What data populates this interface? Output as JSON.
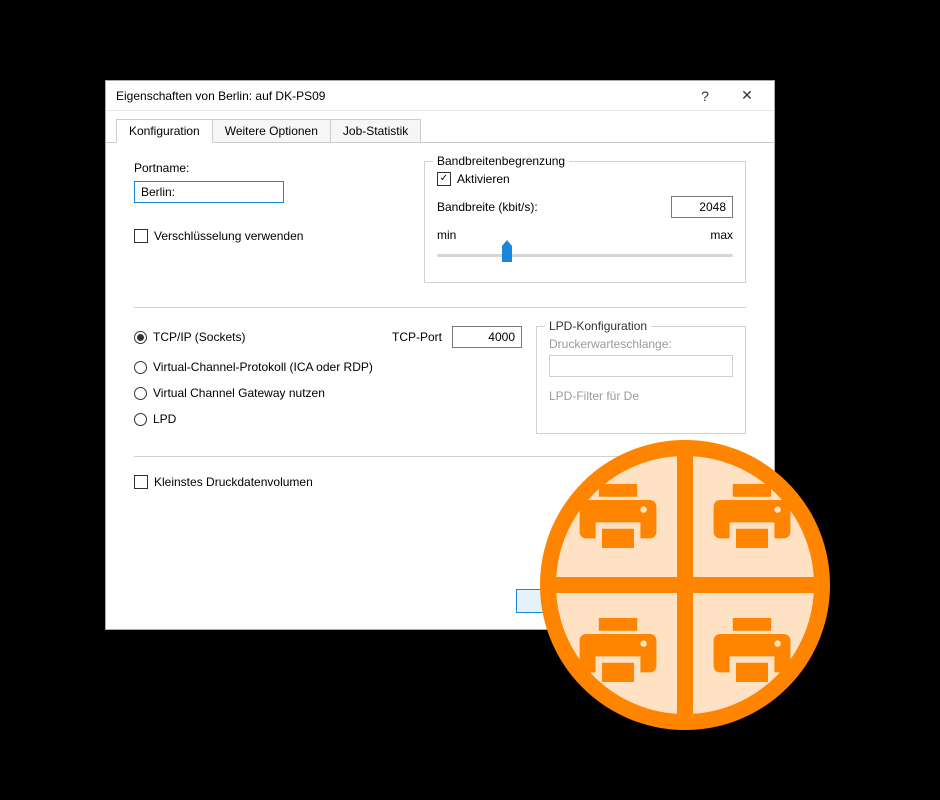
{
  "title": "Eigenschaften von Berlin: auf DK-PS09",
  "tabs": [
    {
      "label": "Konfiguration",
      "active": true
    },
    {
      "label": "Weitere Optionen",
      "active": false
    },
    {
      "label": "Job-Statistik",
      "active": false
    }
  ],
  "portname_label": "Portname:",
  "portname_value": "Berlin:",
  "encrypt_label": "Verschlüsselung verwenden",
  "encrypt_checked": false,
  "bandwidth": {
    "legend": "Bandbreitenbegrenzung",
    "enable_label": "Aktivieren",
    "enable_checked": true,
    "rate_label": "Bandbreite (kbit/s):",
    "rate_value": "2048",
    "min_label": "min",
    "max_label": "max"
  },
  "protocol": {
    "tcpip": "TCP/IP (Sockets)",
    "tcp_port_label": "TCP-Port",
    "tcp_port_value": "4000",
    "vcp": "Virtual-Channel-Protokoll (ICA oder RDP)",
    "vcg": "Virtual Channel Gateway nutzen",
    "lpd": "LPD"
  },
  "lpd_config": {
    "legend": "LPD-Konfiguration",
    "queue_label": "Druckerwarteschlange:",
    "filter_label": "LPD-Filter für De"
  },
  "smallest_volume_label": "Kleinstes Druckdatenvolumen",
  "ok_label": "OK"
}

______________________________

Work out how many lines in the entries hold the string "Virtual". Your answer should consist solely of that number.

### TASK RESULT
2